TASK OBJECTIVE ->
Going through the material below, please gather all lines with the word "Lexicon" in them.

EXTRACTED INFORMATION ->
= = = =

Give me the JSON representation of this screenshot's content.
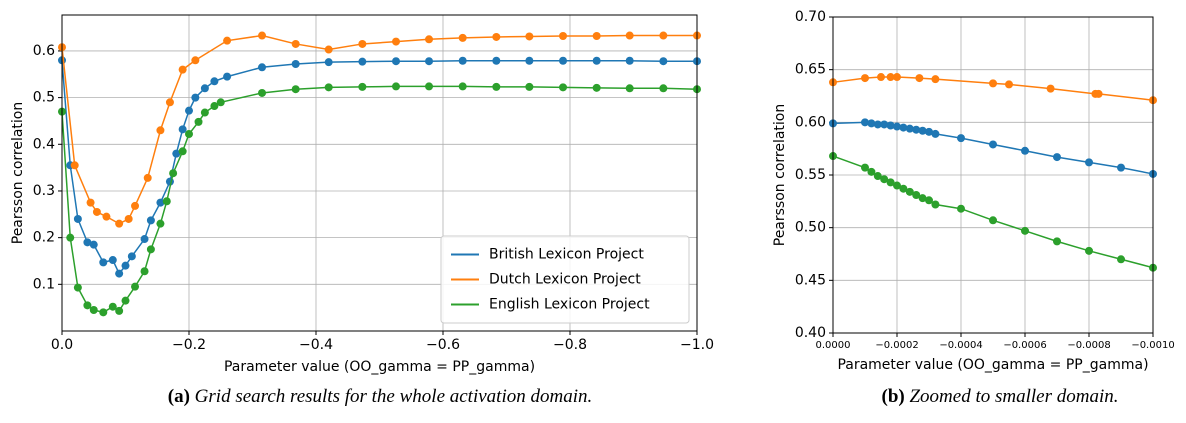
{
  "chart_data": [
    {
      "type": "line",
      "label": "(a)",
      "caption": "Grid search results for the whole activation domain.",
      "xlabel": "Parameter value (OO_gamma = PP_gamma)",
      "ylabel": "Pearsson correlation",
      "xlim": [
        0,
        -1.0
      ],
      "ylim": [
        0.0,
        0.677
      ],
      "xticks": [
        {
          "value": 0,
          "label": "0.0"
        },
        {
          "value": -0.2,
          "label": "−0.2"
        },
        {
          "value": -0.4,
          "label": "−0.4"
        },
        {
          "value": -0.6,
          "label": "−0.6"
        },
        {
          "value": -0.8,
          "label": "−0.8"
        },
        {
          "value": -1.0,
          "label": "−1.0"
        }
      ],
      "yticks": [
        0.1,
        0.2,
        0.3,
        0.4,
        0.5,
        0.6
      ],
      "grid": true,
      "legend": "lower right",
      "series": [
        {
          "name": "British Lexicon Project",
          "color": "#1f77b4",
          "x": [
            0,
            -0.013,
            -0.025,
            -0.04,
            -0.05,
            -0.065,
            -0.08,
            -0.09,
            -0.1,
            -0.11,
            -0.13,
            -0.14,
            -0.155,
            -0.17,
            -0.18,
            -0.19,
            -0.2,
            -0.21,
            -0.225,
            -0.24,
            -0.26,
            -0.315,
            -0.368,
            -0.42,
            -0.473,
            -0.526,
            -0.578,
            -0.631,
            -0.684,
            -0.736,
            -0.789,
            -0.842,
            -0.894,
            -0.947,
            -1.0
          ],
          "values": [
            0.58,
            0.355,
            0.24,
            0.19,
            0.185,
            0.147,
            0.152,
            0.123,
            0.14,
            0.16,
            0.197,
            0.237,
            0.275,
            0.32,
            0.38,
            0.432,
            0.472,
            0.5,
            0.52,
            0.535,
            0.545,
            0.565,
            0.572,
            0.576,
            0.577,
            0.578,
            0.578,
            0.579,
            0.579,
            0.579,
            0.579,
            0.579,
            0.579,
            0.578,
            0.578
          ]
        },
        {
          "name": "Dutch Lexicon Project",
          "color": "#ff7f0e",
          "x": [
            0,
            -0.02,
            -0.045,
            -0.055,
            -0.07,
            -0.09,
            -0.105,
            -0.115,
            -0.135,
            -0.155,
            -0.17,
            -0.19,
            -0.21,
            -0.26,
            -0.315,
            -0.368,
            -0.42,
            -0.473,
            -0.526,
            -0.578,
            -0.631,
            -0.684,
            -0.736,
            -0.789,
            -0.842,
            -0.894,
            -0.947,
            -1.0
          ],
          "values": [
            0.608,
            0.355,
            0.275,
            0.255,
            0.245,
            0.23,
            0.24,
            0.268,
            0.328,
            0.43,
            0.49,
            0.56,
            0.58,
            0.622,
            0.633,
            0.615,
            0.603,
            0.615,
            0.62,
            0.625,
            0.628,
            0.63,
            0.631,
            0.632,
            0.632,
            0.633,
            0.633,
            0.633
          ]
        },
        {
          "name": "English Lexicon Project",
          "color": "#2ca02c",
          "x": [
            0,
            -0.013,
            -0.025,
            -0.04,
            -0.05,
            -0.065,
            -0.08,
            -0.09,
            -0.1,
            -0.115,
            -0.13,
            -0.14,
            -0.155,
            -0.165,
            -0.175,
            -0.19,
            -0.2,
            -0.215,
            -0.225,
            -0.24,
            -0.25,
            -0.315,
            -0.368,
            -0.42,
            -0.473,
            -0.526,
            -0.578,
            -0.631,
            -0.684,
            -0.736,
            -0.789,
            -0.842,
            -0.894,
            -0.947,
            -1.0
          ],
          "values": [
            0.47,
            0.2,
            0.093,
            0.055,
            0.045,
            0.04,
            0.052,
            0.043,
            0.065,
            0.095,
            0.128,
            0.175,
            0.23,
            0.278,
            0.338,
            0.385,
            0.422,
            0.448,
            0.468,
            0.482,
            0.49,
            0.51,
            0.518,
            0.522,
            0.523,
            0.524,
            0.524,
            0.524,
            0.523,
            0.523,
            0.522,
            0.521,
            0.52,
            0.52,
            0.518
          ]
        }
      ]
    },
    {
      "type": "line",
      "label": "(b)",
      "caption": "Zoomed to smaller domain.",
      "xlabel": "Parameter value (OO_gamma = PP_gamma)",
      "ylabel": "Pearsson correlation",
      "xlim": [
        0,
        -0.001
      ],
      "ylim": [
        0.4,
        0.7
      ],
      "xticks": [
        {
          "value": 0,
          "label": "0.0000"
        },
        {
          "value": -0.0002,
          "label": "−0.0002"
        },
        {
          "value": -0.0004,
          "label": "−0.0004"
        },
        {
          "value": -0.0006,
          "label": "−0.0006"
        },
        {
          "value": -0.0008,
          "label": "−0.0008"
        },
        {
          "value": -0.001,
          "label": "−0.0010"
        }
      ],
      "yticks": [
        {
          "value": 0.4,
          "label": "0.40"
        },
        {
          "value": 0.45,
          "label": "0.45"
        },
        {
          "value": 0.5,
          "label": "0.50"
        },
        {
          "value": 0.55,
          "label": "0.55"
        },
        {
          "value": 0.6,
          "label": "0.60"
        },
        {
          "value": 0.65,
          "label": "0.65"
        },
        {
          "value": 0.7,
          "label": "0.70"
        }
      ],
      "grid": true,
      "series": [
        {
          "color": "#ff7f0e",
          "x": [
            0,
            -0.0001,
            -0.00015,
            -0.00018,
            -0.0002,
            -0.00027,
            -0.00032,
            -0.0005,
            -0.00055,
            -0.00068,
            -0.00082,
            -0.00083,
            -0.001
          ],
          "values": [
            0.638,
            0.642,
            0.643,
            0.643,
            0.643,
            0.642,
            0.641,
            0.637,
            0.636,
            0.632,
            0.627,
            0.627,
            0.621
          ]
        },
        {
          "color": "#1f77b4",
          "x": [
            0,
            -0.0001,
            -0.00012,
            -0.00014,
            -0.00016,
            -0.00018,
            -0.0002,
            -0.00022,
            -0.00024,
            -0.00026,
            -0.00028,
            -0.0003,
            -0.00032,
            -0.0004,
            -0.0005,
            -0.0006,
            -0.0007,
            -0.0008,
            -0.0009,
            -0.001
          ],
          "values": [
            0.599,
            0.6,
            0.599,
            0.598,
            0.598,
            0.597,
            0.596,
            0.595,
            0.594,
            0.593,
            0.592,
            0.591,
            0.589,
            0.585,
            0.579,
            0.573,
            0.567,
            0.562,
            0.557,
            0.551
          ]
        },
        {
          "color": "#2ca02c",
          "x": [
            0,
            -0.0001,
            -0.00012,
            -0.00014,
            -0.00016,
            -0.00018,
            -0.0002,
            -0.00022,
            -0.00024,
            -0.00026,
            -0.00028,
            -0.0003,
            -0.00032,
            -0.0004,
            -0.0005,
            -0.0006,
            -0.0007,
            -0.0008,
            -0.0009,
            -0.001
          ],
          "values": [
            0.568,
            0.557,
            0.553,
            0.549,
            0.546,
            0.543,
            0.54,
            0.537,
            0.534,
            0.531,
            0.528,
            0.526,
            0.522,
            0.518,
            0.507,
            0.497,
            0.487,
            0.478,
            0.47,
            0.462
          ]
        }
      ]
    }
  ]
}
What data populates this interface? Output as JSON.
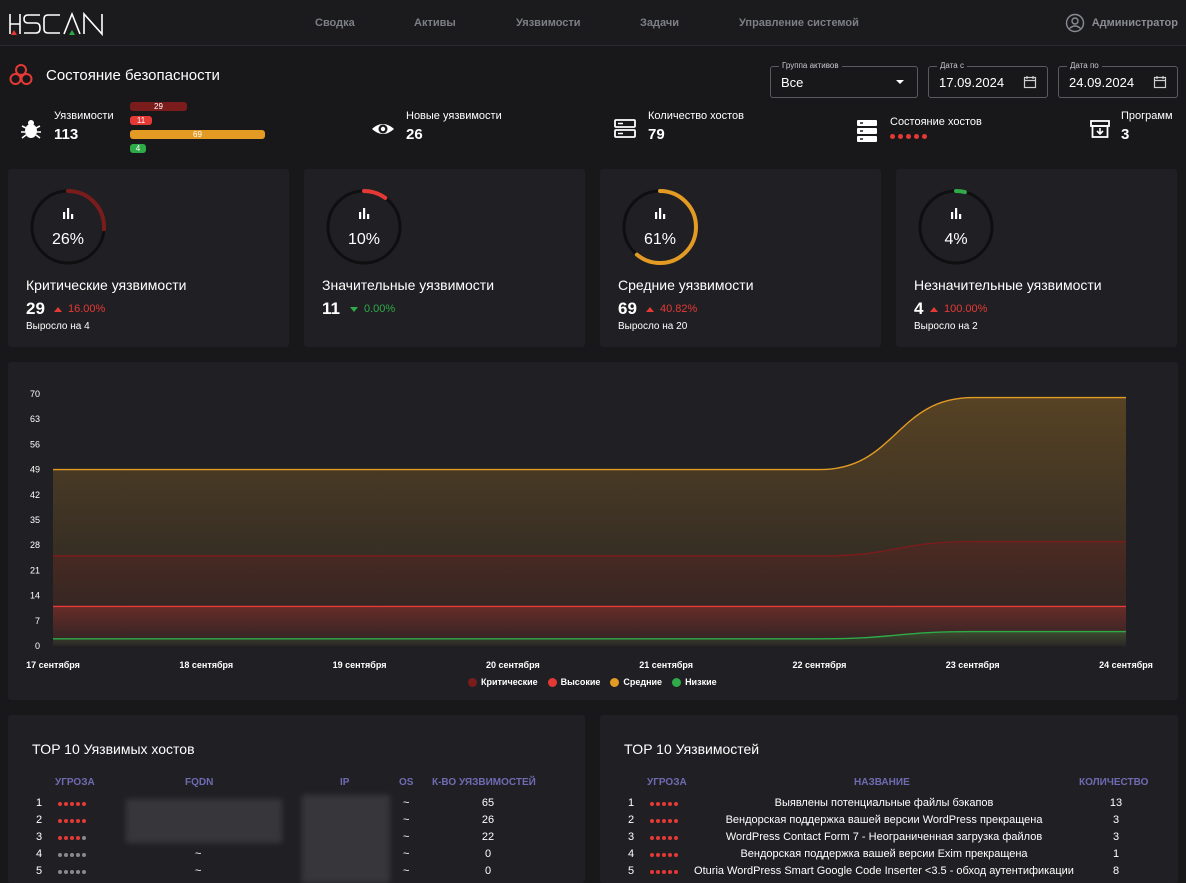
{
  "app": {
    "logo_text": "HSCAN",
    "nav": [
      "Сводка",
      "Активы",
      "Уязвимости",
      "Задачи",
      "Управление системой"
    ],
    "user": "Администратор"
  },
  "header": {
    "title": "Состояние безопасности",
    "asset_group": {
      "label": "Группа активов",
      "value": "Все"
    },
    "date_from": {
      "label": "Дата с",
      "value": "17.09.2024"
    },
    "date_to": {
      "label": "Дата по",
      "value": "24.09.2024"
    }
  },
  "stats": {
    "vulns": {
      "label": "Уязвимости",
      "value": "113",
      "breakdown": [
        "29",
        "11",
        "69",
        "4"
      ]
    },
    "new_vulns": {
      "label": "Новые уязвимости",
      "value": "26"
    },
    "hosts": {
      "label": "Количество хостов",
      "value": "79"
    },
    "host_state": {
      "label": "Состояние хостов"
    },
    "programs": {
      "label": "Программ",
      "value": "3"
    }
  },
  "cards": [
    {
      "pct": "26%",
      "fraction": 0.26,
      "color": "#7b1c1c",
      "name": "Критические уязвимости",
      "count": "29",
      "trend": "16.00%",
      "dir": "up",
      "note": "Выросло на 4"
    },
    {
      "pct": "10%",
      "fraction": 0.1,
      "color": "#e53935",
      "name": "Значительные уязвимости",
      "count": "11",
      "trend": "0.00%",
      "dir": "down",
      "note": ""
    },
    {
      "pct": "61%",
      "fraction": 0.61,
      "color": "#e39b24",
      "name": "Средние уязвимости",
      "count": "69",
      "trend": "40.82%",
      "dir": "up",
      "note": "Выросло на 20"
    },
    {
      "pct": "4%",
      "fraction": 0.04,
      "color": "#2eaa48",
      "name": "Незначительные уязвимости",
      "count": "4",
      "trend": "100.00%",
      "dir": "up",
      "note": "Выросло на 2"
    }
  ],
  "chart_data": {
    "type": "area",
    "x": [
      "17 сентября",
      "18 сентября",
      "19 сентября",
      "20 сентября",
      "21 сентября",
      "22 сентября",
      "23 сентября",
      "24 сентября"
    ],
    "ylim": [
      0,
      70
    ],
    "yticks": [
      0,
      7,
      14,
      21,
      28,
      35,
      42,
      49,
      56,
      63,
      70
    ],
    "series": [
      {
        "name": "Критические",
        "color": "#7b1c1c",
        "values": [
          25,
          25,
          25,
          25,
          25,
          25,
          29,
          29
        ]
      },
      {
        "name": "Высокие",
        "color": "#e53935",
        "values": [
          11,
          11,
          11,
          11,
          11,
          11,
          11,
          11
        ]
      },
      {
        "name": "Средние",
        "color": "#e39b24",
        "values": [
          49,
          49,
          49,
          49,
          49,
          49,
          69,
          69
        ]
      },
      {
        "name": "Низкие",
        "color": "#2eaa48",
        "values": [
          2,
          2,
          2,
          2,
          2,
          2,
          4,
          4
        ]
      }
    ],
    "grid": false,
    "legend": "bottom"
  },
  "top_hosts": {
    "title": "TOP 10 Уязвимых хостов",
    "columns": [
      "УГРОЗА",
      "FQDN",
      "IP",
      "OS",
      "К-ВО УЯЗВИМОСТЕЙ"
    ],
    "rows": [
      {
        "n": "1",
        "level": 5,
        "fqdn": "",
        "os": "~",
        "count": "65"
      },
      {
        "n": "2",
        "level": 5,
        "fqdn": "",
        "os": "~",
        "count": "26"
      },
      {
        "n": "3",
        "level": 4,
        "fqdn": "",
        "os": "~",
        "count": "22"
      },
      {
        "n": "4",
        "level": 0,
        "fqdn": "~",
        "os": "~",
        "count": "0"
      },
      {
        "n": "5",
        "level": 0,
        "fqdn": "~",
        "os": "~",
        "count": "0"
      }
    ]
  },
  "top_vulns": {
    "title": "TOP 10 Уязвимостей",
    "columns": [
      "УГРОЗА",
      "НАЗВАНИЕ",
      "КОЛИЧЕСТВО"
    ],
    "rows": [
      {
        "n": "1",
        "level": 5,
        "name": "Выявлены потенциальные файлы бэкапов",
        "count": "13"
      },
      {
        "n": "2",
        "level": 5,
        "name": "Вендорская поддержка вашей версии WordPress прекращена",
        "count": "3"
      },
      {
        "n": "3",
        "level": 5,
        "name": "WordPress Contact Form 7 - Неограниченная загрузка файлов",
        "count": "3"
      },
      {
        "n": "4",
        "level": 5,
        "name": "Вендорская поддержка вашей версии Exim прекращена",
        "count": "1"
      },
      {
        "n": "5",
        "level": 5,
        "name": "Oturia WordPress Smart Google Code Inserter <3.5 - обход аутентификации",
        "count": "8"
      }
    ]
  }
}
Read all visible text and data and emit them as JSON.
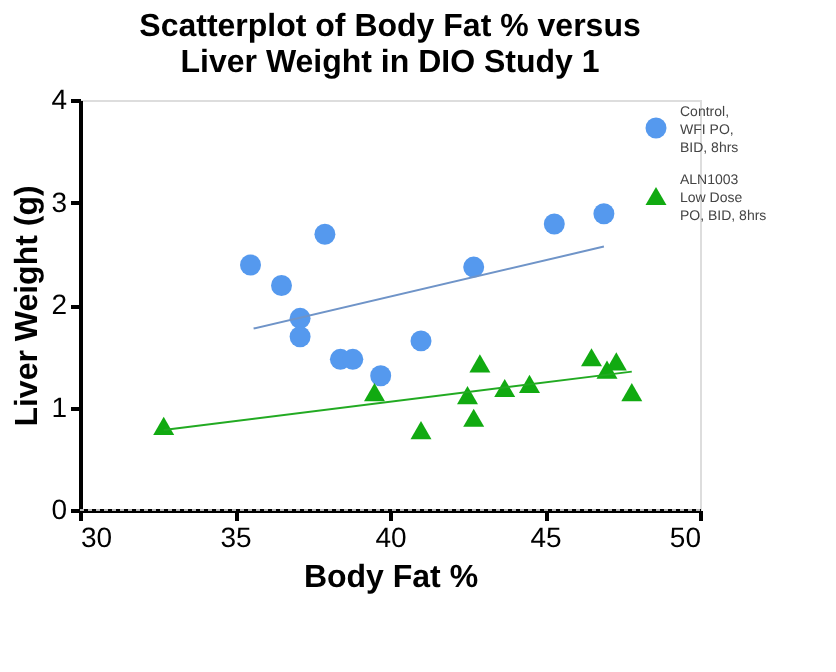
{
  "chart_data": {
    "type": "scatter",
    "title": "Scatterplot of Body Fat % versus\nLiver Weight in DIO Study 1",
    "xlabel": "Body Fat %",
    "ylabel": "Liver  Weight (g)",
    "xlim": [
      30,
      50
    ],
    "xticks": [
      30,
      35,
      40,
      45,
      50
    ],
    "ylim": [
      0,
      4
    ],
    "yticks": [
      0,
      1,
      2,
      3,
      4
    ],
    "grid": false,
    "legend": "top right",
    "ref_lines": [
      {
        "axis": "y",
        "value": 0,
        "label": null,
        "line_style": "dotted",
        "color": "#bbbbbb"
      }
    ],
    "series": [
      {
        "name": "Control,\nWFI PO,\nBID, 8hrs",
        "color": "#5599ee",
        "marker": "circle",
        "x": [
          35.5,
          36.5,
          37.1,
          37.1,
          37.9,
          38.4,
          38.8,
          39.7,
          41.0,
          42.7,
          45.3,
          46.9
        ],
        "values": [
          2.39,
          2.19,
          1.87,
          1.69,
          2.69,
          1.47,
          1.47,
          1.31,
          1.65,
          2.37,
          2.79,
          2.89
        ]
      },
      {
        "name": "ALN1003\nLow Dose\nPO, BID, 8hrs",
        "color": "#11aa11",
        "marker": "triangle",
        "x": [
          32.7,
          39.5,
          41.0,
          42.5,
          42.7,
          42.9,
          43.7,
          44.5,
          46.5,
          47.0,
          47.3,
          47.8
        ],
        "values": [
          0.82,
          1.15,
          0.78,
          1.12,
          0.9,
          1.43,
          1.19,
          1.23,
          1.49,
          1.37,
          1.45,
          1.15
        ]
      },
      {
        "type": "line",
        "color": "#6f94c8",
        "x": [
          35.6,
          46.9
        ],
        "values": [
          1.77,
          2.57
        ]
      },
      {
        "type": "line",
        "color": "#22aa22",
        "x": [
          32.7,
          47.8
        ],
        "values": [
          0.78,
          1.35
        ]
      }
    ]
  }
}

= = = =

ANSWER TO THE PROBLEM ->
          "name": "British Lexicon Project",
          "name": "Dutch Lexicon Project",
          "name": "English Lexicon Project",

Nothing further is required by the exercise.